▸ **Required work**:
Repeat every entry in the listing below, exactly.

★ ★ ★ ★ ★ ★ ★

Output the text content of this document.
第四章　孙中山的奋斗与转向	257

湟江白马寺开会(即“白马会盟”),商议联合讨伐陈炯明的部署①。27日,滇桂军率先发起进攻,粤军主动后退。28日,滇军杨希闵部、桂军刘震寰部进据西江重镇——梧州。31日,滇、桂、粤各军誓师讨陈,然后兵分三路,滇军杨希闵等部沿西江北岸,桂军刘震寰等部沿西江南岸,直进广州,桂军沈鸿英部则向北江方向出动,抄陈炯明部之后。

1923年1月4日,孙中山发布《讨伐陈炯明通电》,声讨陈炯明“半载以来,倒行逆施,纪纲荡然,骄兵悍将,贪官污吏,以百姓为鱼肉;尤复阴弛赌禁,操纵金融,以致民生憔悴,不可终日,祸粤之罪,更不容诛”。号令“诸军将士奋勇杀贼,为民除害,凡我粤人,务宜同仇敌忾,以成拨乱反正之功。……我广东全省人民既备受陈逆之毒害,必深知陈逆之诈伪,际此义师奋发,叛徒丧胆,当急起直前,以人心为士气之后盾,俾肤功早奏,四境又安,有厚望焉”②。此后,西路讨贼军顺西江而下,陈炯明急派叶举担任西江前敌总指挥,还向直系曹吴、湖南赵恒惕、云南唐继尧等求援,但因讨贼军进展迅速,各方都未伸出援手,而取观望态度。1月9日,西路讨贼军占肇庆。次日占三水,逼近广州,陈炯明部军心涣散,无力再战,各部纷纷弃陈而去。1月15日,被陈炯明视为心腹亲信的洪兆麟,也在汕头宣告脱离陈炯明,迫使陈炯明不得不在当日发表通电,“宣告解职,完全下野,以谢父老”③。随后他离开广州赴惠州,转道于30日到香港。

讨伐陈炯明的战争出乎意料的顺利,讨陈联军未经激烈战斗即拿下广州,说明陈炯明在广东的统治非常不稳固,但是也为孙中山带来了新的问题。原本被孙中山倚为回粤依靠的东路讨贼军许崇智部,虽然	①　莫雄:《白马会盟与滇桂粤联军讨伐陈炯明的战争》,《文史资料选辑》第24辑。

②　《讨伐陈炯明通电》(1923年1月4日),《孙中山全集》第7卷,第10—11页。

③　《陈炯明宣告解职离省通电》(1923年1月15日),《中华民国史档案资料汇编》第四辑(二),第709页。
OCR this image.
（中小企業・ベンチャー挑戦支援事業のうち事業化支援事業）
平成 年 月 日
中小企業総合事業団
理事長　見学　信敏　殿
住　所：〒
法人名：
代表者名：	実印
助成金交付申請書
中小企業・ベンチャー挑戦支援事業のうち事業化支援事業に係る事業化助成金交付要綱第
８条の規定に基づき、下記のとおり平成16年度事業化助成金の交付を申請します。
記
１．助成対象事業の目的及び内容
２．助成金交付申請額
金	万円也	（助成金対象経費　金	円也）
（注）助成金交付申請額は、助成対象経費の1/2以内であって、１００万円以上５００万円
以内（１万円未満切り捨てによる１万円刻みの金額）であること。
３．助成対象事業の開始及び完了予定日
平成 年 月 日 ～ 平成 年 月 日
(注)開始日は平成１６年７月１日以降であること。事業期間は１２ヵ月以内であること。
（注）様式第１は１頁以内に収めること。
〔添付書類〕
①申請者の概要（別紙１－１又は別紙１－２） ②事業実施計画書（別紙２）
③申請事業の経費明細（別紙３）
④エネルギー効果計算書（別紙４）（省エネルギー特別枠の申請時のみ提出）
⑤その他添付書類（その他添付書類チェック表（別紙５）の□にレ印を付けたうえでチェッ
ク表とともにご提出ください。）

★ ★ ★ ★ ★ ★ ★

▸ **Correct answer**:
Output the text content of this document.
第四章　孙中山的奋斗与转向	257

湟江白马寺开会(即“白马会盟”),商议联合讨伐陈炯明的部署①。27日,滇桂军率先发起进攻,粤军主动后退。28日,滇军杨希闵部、桂军刘震寰部进据西江重镇——梧州。31日,滇、桂、粤各军誓师讨陈,然后兵分三路,滇军杨希闵等部沿西江北岸,桂军刘震寰等部沿西江南岸,直进广州,桂军沈鸿英部则向北江方向出动,抄陈炯明部之后。

1923年1月4日,孙中山发布《讨伐陈炯明通电》,声讨陈炯明“半载以来,倒行逆施,纪纲荡然,骄兵悍将,贪官污吏,以百姓为鱼肉;尤复阴弛赌禁,操纵金融,以致民生憔悴,不可终日,祸粤之罪,更不容诛”。号令“诸军将士奋勇杀贼,为民除害,凡我粤人,务宜同仇敌忾,以成拨乱反正之功。……我广东全省人民既备受陈逆之毒害,必深知陈逆之诈伪,际此义师奋发,叛徒丧胆,当急起直前,以人心为士气之后盾,俾肤功早奏,四境又安,有厚望焉”②。此后,西路讨贼军顺西江而下,陈炯明急派叶举担任西江前敌总指挥,还向直系曹吴、湖南赵恒惕、云南唐继尧等求援,但因讨贼军进展迅速,各方都未伸出援手,而取观望态度。1月9日,西路讨贼军占肇庆。次日占三水,逼近广州,陈炯明部军心涣散,无力再战,各部纷纷弃陈而去。1月15日,被陈炯明视为心腹亲信的洪兆麟,也在汕头宣告脱离陈炯明,迫使陈炯明不得不在当日发表通电,“宣告解职,完全下野,以谢父老”③。随后他离开广州赴惠州,转道于30日到香港。

讨伐陈炯明的战争出乎意料的顺利,讨陈联军未经激烈战斗即拿下广州,说明陈炯明在广东的统治非常不稳固,但是也为孙中山带来了新的问题。原本被孙中山倚为回粤依靠的东路讨贼军许崇智部,虽然	①　莫雄:《白马会盟与滇桂粤联军讨伐陈炯明的战争》,《文史资料选辑》第24辑。

②　《讨伐陈炯明通电》(1923年1月4日),《孙中山全集》第7卷,第10—11页。

③　《陈炯明宣告解职离省通电》(1923年1月15日),《中华民国史档案资料汇编》第四辑(二),第709页。
OCR this image.
（中小企業・ベンチャー挑戦支援事業のうち事業化支援事業）
平成 年 月 日
中小企業総合事業団
理事長　見学　信敏　殿
住　所：〒
法人名：
代表者名：	実印
助成金交付申請書
中小企業・ベンチャー挑戦支援事業のうち事業化支援事業に係る事業化助成金交付要綱第
８条の規定に基づき、下記のとおり平成16年度事業化助成金の交付を申請します。
記
１．助成対象事業の目的及び内容
２．助成金交付申請額
金	万円也	（助成金対象経費　金	円也）
（注）助成金交付申請額は、助成対象経費の1/2以内であって、１００万円以上５００万円
以内（１万円未満切り捨てによる１万円刻みの金額）であること。
３．助成対象事業の開始及び完了予定日
平成 年 月 日 ～ 平成 年 月 日
(注)開始日は平成１６年７月１日以降であること。事業期間は１２ヵ月以内であること。
（注）様式第１は１頁以内に収めること。
〔添付書類〕
①申請者の概要（別紙１－１又は別紙１－２） ②事業実施計画書（別紙２）
③申請事業の経費明細（別紙３）
④エネルギー効果計算書（別紙４）（省エネルギー特別枠の申請時のみ提出）
⑤その他添付書類（その他添付書類チェック表（別紙５）の□にレ印を付けたうえでチェッ
ク表とともにご提出ください。）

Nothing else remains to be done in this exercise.